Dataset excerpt

-------------------------

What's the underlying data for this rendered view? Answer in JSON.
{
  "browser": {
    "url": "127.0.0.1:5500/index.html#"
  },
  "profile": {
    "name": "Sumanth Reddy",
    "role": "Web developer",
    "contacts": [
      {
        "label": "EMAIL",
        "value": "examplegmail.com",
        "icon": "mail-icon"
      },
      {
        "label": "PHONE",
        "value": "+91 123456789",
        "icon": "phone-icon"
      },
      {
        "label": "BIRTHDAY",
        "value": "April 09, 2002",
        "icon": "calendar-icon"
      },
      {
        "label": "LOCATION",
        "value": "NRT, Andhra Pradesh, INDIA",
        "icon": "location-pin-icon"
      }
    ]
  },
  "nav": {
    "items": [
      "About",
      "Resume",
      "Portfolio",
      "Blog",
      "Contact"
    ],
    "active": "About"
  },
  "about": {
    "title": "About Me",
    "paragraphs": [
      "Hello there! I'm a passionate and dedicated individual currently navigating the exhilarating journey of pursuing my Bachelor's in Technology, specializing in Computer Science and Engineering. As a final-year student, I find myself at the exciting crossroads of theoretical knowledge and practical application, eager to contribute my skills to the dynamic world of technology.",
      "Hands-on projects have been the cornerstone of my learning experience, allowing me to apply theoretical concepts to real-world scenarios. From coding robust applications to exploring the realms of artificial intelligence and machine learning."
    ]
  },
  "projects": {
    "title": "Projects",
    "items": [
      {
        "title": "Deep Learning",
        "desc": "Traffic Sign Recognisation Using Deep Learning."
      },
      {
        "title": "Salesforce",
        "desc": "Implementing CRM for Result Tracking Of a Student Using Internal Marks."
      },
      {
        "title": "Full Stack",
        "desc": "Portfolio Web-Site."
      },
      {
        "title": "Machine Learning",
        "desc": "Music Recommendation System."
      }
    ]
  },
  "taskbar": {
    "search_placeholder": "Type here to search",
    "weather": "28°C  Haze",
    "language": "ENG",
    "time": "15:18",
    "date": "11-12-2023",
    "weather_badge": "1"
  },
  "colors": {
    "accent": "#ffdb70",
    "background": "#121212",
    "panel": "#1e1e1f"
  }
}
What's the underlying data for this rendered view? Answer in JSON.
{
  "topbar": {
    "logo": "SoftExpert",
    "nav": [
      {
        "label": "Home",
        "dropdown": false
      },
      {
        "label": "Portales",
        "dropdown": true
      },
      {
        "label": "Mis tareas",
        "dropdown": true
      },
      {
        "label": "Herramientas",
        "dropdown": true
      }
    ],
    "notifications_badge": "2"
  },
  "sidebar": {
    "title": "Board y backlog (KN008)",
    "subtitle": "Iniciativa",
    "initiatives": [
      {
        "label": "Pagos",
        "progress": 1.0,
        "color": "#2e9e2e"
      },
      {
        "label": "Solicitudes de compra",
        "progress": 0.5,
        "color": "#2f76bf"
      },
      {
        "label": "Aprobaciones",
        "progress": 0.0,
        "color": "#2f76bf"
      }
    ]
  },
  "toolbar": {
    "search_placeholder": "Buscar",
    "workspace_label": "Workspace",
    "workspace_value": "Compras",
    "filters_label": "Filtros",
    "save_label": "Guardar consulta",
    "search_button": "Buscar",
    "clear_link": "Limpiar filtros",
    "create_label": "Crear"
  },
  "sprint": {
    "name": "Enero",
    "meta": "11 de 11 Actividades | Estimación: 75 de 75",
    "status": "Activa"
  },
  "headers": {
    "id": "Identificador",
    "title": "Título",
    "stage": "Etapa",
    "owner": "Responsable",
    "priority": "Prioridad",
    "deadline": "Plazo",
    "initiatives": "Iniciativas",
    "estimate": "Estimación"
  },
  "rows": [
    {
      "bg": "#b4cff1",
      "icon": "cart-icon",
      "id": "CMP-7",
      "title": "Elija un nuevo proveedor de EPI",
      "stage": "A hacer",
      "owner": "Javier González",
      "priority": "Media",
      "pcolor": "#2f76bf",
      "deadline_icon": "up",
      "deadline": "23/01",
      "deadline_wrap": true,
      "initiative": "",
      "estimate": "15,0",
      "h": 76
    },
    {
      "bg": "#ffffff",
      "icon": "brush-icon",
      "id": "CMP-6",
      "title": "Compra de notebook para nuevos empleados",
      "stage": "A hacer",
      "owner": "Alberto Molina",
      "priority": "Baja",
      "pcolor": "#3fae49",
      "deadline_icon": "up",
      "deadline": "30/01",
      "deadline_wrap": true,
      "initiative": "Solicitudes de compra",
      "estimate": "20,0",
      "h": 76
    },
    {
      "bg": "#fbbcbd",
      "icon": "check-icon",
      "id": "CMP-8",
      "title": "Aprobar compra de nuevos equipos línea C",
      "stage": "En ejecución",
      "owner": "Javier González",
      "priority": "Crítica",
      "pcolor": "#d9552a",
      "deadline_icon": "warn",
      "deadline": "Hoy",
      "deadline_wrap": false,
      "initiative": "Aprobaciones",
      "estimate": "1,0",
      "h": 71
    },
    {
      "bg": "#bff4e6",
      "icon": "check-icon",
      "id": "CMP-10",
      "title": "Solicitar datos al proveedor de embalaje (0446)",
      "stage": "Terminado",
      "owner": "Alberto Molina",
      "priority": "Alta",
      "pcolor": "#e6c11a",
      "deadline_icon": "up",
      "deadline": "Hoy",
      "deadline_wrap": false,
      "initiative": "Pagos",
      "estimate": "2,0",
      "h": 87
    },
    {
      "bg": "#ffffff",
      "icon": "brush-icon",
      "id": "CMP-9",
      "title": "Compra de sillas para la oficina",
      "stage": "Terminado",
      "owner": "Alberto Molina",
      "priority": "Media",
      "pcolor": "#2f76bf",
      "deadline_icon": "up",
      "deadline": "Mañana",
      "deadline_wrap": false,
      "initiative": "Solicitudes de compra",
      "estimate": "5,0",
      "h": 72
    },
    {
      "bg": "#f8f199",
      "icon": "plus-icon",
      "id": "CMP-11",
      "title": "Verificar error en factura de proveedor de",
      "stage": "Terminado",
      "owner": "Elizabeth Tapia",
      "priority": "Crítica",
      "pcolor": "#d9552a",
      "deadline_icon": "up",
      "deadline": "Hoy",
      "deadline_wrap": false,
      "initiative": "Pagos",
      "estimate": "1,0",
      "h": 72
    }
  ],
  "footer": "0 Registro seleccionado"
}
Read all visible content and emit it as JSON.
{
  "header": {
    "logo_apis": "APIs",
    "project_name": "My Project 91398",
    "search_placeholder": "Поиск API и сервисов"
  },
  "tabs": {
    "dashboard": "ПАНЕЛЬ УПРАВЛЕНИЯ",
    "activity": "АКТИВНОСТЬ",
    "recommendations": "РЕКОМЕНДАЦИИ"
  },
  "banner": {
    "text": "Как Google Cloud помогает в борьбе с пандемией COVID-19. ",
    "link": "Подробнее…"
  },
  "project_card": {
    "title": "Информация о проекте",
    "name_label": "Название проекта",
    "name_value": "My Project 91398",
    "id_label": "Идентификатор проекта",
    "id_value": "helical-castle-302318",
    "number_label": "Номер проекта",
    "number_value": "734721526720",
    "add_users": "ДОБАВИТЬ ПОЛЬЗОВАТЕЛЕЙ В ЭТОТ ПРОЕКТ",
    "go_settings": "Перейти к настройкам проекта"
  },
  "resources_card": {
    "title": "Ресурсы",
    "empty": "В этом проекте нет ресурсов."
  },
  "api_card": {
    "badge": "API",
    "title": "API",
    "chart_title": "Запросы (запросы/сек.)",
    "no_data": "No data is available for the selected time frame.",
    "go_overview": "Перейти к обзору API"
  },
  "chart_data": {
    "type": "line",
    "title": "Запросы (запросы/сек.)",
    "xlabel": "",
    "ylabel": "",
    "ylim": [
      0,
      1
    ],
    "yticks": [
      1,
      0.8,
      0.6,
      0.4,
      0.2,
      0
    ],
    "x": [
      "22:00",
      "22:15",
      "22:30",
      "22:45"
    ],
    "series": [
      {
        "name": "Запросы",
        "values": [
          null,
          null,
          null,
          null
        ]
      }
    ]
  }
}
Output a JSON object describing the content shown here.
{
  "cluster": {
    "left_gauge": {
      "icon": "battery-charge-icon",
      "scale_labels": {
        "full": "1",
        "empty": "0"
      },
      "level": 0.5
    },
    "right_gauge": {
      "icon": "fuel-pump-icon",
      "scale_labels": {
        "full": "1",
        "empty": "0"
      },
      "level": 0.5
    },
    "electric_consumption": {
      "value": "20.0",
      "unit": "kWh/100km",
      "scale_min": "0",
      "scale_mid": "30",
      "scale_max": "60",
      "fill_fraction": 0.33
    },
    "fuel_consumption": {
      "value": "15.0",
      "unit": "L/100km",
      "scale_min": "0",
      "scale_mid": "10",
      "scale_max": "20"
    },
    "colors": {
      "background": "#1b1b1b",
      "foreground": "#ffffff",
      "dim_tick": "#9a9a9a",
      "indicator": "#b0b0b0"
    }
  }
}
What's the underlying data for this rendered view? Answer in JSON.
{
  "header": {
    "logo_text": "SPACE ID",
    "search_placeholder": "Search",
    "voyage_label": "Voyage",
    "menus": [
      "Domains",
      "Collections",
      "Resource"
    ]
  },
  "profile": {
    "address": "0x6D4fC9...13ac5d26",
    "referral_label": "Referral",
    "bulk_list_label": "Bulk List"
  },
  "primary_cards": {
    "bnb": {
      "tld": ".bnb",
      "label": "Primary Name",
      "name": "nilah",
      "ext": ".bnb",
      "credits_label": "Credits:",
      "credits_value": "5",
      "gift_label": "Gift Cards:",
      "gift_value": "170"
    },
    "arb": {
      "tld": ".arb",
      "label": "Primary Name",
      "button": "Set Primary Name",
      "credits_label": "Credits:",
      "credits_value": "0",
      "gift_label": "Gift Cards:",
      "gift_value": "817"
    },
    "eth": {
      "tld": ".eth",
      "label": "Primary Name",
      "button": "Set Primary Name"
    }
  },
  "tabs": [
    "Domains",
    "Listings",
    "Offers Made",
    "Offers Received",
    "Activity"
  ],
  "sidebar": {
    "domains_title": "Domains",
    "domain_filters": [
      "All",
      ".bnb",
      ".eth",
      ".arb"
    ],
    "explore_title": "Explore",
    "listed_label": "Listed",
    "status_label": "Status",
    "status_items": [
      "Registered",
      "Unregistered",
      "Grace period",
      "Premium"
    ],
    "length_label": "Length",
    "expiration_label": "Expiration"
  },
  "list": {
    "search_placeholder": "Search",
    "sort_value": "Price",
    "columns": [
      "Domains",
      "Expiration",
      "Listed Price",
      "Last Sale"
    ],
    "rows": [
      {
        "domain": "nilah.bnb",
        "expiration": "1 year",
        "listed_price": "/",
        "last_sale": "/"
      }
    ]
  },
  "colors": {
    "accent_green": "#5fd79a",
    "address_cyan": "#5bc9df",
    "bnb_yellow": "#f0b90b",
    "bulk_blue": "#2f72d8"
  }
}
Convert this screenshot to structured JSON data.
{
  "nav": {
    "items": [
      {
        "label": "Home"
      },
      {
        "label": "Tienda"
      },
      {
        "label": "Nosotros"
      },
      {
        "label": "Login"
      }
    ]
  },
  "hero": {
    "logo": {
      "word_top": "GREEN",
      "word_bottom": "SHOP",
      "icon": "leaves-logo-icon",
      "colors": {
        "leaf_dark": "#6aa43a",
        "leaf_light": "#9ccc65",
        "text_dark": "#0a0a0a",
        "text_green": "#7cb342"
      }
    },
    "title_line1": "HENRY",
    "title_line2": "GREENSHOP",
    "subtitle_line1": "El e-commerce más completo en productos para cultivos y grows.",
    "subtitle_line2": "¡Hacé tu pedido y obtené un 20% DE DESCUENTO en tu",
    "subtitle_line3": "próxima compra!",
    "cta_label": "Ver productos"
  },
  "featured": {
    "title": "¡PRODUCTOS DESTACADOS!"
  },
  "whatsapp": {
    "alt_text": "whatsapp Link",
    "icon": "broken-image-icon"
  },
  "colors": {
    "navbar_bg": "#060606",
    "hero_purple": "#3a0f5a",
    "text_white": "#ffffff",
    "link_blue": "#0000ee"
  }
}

-------------------------

■ Instruction: Copy each line of the entries that includes the word "year".

■ The output:
      "Hello there! I'm a passionate and dedicated individual currently navigating the exhilarating journey of pursuing my Bachelor's in Technology, specializing in Computer Science and Engineering. As a final-year student, I find myself at the exciting crossroads of theoretical knowledge and practical application, eager to contribute my skills to the dynamic world of technology.",
        "expiration": "1 year",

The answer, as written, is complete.